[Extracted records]
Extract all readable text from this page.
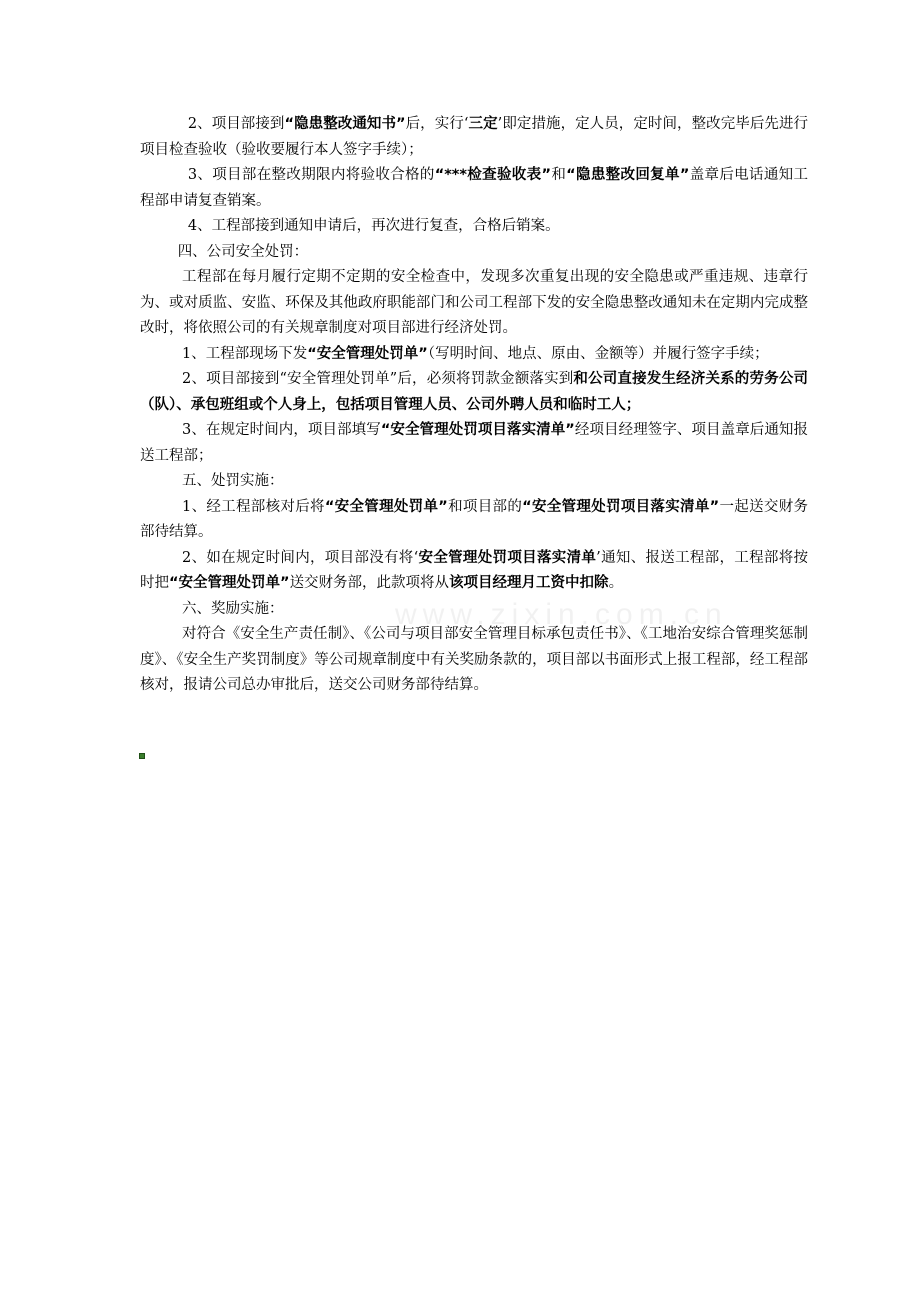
2、项目部接到“隐患整改通知书”后，实行‘三定’即定措施，定人员，定时间，整改完毕后先进行项目检查验收（验收要履行本人签字手续）；

3、项目部在整改期限内将验收合格的“***检查验收表”和“隐患整改回复单”盖章后电话通知工程部申请复查销案。

4、工程部接到通知申请后，再次进行复查，合格后销案。

四、公司安全处罚：

工程部在每月履行定期不定期的安全检查中，发现多次重复出现的安全隐患或严重违规、违章行为、或对质监、安监、环保及其他政府职能部门和公司工程部下发的安全隐患整改通知未在定期内完成整改时，将依照公司的有关规章制度对项目部进行经济处罚。

1、工程部现场下发“安全管理处罚单”（写明时间、地点、原由、金额等）并履行签字手续；

2、项目部接到“安全管理处罚单”后，必须将罚款金额落实到和公司直接发生经济关系的劳务公司（队）、承包班组或个人身上，包括项目管理人员、公司外聘人员和临时工人；

3、在规定时间内，项目部填写“安全管理处罚项目落实清单”经项目经理签字、项目盖章后通知报送工程部；

五、处罚实施：

1、经工程部核对后将“安全管理处罚单”和项目部的“安全管理处罚项目落实清单”一起送交财务部待结算。

2、如在规定时间内，项目部没有将‘安全管理处罚项目落实清单’通知、报送工程部，工程部将按时把“安全管理处罚单”送交财务部，此款项将从该项目经理月工资中扣除。

六、奖励实施：

对符合《安全生产责任制》、《公司与项目部安全管理目标承包责任书》、《工地治安综合管理奖惩制度》、《安全生产奖罚制度》等公司规章制度中有关奖励条款的，项目部以书面形式上报工程部，经工程部核对，报请公司总办审批后，送交公司财务部待结算。

www.zixin.com.cn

> **WHAT IS REQUIRED**
Can you repeat every record above exactly, apart from the pictures?

> **SOLUTION TO THE EXERCISE**
Extract all readable text from this page.
2、项目部接到“隐患整改通知书”后，实行‘三定’即定措施，定人员，定时间，整改完毕后先进行项目检查验收（验收要履行本人签字手续）；

3、项目部在整改期限内将验收合格的“***检查验收表”和“隐患整改回复单”盖章后电话通知工程部申请复查销案。

4、工程部接到通知申请后，再次进行复查，合格后销案。

四、公司安全处罚：

工程部在每月履行定期不定期的安全检查中，发现多次重复出现的安全隐患或严重违规、违章行为、或对质监、安监、环保及其他政府职能部门和公司工程部下发的安全隐患整改通知未在定期内完成整改时，将依照公司的有关规章制度对项目部进行经济处罚。

1、工程部现场下发“安全管理处罚单”（写明时间、地点、原由、金额等）并履行签字手续；

2、项目部接到“安全管理处罚单”后，必须将罚款金额落实到和公司直接发生经济关系的劳务公司（队）、承包班组或个人身上，包括项目管理人员、公司外聘人员和临时工人；

3、在规定时间内，项目部填写“安全管理处罚项目落实清单”经项目经理签字、项目盖章后通知报送工程部；

五、处罚实施：

1、经工程部核对后将“安全管理处罚单”和项目部的“安全管理处罚项目落实清单”一起送交财务部待结算。

2、如在规定时间内，项目部没有将‘安全管理处罚项目落实清单’通知、报送工程部，工程部将按时把“安全管理处罚单”送交财务部，此款项将从该项目经理月工资中扣除。

六、奖励实施：

对符合《安全生产责任制》、《公司与项目部安全管理目标承包责任书》、《工地治安综合管理奖惩制度》、《安全生产奖罚制度》等公司规章制度中有关奖励条款的，项目部以书面形式上报工程部，经工程部核对，报请公司总办审批后，送交公司财务部待结算。

www.zixin.com.cn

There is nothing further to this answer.